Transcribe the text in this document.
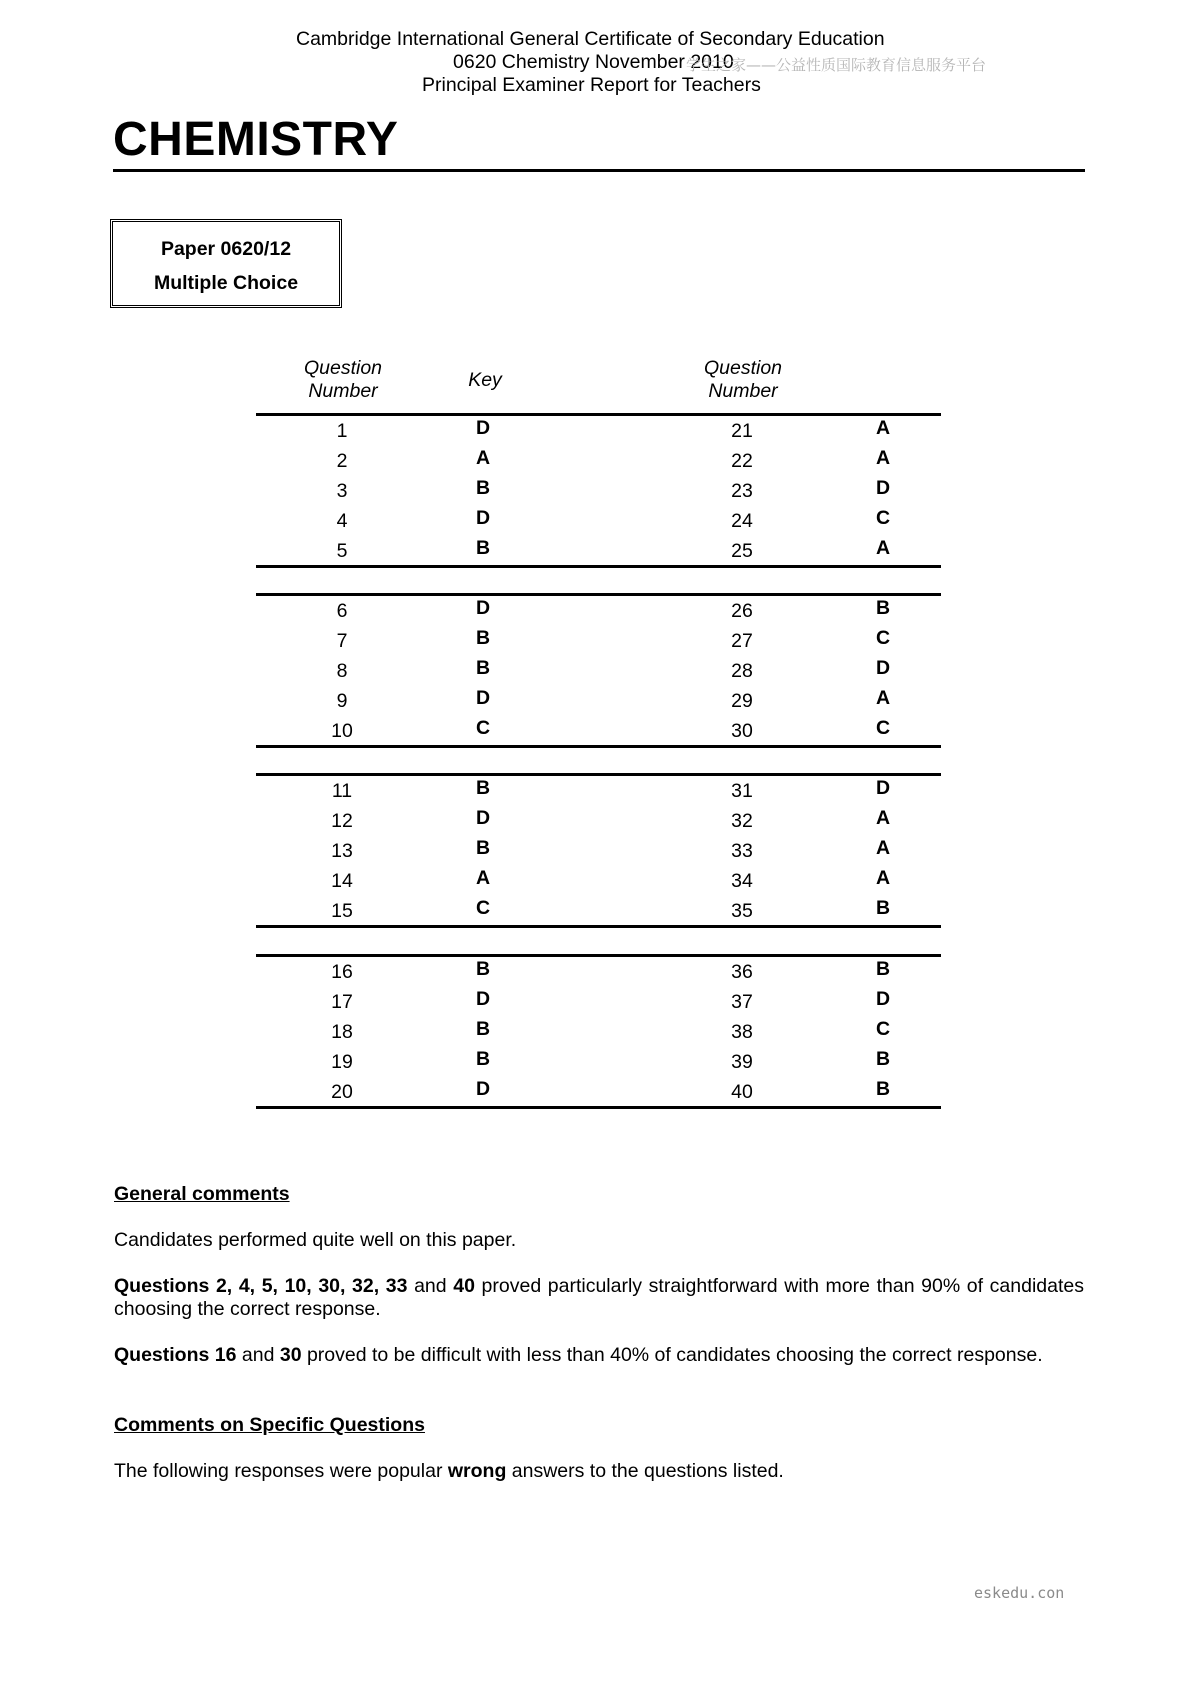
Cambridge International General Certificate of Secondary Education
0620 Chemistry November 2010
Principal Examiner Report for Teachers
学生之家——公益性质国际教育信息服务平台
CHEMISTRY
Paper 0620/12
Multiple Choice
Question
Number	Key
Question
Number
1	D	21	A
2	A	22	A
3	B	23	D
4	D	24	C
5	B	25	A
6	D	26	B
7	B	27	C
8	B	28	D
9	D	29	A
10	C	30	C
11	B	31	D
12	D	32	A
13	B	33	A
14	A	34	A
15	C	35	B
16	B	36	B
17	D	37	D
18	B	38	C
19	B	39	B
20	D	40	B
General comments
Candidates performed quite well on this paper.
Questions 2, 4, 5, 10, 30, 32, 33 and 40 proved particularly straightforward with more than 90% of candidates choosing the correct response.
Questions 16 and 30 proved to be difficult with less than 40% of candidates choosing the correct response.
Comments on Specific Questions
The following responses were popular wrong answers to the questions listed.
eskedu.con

+ + +

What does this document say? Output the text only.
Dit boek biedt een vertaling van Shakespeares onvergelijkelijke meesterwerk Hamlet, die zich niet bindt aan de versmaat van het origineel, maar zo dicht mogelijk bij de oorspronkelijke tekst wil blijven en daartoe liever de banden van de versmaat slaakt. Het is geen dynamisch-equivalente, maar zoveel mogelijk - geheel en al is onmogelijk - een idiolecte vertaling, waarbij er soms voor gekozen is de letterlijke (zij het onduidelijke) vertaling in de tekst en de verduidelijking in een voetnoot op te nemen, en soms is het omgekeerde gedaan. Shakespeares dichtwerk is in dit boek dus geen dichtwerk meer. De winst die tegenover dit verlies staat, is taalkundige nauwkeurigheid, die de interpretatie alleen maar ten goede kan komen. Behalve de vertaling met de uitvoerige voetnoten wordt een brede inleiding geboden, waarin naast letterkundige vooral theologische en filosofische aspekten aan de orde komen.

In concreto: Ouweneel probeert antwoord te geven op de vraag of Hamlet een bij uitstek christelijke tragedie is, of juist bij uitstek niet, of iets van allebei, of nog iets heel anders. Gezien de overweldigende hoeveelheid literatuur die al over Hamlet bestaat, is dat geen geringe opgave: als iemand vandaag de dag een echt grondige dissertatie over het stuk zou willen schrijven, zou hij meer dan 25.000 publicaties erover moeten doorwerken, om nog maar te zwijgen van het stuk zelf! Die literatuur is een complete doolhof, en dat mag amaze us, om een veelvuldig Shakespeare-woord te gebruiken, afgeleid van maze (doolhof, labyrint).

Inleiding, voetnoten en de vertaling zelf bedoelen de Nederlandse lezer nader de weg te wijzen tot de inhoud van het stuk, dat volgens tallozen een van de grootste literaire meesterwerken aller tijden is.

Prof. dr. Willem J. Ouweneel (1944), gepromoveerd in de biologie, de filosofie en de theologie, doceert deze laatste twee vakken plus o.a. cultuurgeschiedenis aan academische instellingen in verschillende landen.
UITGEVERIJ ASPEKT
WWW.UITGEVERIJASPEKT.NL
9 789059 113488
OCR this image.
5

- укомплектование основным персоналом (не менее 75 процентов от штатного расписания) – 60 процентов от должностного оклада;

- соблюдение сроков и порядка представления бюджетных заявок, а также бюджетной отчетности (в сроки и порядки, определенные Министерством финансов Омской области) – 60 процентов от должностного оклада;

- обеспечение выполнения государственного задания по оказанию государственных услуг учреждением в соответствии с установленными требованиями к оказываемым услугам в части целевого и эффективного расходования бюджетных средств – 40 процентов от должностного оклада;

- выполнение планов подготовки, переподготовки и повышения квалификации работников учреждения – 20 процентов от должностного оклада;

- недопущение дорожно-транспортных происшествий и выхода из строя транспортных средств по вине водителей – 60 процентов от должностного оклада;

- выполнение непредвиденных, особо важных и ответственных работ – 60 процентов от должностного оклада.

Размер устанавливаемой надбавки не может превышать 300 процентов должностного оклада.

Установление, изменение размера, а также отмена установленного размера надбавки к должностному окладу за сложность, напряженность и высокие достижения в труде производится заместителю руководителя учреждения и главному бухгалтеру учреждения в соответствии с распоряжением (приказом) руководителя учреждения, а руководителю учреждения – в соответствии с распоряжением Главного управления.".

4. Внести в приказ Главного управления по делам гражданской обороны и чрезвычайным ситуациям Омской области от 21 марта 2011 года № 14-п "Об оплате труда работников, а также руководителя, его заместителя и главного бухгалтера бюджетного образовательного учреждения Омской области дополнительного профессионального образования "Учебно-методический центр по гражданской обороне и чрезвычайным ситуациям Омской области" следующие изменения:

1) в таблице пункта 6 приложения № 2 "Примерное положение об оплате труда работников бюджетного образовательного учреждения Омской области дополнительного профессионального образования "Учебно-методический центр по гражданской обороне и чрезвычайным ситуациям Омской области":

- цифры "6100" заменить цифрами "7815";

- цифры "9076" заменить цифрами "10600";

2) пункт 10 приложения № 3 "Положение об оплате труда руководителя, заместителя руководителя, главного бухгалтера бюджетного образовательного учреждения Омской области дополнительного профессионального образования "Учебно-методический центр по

+ + +

Which lines of the material contain the string "заменить"? List each of them.

- цифры "6100" заменить цифрами "7815";
- цифры "9076" заменить цифрами "10600";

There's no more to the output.